* EXERCISE INSTRUCTIONS
Copy out all lines where "cares" appears.
** Begin **
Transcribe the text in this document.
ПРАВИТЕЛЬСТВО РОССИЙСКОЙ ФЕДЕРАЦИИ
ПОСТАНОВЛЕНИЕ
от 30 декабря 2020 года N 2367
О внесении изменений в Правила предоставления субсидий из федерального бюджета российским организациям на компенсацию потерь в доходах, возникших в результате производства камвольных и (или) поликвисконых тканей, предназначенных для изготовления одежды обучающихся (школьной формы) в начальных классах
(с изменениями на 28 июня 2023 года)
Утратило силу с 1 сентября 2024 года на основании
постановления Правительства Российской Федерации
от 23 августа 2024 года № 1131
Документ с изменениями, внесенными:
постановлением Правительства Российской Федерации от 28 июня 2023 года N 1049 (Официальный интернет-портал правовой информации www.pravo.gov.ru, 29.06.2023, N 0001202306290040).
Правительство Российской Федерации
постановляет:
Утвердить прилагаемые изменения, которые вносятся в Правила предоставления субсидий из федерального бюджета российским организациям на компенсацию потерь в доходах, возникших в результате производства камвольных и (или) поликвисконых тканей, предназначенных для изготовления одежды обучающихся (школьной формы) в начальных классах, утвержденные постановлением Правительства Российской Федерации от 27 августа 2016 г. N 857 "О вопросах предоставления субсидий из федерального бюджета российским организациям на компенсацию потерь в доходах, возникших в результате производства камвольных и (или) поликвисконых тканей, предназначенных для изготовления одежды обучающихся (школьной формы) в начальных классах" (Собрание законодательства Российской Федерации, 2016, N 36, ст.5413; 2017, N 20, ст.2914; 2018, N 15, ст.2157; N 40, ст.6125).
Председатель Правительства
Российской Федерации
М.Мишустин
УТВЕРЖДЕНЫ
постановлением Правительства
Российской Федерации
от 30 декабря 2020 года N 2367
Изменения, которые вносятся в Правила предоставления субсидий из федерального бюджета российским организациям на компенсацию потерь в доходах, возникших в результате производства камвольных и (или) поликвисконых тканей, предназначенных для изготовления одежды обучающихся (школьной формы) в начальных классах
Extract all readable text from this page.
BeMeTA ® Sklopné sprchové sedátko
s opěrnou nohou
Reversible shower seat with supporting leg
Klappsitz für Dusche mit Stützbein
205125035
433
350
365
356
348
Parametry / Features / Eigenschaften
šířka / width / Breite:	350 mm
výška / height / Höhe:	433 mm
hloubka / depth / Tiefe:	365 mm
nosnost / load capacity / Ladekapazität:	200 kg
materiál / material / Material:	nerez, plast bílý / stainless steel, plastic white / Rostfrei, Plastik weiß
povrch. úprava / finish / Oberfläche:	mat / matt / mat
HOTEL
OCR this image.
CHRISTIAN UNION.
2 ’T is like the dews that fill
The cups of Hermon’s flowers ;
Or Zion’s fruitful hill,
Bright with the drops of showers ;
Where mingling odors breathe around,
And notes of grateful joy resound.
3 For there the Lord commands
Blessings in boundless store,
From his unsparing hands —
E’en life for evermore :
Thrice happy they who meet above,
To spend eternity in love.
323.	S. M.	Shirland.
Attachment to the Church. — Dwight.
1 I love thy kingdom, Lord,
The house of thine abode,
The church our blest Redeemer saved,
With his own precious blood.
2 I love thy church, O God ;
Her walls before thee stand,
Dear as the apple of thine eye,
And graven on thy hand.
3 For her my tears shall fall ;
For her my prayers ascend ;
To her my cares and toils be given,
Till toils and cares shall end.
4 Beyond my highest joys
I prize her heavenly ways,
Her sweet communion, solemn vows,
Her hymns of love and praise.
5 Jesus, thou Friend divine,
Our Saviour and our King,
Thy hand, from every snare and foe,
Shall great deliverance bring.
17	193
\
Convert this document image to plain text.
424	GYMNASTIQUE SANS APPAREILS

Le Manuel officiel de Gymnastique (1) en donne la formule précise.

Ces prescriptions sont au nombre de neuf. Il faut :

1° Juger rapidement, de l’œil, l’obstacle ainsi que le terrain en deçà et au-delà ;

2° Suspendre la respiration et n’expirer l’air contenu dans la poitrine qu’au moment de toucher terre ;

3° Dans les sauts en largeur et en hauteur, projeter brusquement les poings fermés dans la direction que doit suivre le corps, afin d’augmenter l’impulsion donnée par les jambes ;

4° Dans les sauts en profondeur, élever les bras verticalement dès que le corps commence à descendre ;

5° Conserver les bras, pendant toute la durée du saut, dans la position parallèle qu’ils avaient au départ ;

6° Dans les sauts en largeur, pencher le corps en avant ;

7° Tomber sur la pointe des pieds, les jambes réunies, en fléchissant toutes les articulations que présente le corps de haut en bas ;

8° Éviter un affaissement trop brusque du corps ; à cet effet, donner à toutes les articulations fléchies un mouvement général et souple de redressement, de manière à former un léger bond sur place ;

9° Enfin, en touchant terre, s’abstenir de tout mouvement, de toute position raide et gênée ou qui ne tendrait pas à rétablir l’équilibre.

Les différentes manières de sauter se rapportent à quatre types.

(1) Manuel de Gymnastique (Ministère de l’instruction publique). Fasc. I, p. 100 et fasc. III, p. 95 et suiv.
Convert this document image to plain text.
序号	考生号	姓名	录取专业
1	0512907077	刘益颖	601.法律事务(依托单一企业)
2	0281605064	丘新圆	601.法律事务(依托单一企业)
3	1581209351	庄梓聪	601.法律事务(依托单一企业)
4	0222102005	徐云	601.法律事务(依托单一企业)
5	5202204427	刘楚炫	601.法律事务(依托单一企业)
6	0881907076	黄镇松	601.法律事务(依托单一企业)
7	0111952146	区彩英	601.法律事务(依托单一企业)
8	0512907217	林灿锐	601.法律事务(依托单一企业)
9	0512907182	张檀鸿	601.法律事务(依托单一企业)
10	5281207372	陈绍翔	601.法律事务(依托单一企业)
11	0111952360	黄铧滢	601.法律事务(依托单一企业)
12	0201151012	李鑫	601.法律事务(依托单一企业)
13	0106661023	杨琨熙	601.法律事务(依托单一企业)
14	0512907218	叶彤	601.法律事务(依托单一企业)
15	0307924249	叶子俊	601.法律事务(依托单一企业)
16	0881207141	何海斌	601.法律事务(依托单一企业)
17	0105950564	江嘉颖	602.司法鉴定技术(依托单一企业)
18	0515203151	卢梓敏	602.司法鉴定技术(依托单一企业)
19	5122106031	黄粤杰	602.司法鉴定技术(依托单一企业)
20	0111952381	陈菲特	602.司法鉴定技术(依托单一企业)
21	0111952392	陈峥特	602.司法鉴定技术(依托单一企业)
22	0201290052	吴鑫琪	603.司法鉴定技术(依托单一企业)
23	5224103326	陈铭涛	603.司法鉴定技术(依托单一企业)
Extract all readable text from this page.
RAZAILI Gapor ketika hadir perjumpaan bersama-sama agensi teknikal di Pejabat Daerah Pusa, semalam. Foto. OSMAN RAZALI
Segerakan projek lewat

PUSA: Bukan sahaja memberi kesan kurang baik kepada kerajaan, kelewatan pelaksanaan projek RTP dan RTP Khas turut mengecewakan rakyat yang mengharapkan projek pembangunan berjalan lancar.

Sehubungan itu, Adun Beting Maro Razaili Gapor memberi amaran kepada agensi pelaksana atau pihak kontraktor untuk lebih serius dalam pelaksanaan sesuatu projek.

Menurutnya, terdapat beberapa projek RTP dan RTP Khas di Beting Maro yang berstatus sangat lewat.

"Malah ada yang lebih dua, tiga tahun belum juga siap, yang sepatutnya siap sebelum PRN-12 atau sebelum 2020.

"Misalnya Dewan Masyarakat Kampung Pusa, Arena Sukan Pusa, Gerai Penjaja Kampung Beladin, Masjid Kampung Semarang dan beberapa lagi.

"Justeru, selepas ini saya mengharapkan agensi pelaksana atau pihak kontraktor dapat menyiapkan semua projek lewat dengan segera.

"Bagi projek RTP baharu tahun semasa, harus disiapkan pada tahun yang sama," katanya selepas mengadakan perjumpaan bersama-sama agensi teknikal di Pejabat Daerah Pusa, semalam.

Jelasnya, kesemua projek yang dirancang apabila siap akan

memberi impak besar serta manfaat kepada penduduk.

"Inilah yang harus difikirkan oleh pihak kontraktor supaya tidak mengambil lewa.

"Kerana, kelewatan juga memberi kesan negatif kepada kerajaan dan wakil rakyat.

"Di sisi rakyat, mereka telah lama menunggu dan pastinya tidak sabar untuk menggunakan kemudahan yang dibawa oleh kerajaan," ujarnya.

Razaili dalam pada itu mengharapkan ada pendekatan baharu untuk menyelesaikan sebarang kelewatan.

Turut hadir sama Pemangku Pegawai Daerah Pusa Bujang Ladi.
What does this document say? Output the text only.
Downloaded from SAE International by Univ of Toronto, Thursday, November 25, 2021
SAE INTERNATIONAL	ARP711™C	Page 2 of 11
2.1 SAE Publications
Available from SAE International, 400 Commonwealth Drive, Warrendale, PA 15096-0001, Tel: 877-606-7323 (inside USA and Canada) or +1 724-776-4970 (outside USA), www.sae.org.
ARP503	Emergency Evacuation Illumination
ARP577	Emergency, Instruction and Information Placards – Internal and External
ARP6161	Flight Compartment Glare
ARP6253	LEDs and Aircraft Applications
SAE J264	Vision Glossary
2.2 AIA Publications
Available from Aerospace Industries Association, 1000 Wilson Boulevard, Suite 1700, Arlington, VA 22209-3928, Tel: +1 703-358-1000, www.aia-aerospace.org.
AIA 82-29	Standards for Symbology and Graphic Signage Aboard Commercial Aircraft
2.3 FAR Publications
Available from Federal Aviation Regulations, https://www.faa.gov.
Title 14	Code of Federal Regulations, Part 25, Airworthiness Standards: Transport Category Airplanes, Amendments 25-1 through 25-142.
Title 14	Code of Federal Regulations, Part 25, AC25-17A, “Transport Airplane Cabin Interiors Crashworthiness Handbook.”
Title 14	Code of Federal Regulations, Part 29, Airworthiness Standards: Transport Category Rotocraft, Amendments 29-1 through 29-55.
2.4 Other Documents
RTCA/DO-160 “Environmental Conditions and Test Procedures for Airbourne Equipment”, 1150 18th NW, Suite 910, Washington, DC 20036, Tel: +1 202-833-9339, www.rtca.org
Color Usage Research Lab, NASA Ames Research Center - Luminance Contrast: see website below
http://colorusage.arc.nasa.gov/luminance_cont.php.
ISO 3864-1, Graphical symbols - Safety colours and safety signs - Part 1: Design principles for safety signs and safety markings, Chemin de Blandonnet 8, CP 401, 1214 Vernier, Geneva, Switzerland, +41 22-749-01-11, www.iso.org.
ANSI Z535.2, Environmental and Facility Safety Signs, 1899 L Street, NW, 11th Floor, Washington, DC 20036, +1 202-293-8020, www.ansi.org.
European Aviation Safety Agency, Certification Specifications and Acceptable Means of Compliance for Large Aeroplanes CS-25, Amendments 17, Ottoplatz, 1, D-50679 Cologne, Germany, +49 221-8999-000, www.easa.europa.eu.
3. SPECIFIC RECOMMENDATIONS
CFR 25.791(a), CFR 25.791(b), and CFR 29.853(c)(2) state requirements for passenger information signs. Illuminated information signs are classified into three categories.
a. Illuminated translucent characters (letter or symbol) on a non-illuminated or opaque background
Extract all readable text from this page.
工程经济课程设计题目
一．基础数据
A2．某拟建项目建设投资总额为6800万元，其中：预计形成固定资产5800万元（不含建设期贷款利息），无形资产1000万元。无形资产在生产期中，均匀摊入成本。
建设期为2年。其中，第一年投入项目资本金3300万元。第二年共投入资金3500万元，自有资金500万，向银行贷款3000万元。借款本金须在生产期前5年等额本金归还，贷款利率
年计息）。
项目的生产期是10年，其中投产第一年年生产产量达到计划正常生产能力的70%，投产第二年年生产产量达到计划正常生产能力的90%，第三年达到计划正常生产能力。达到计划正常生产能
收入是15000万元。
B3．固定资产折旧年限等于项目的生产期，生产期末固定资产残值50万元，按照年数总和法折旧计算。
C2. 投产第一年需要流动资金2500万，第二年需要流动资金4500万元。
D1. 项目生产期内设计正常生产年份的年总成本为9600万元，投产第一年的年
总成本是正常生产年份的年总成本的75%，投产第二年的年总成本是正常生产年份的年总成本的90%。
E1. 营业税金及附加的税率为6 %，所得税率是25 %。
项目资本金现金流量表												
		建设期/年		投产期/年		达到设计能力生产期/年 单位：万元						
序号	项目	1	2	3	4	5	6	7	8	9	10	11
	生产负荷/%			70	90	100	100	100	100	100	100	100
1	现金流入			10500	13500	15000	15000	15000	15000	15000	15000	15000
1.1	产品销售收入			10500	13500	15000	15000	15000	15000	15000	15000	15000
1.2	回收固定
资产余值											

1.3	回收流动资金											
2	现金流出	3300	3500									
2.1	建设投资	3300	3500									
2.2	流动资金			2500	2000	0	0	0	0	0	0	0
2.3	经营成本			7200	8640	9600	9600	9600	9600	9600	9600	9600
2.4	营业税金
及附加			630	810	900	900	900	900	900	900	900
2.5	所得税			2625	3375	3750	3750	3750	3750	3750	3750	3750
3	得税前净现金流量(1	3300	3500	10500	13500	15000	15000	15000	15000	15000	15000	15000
** End **
* THE COMPLETED TASK
To her my cares and toils be given,
Till toils and cares shall end.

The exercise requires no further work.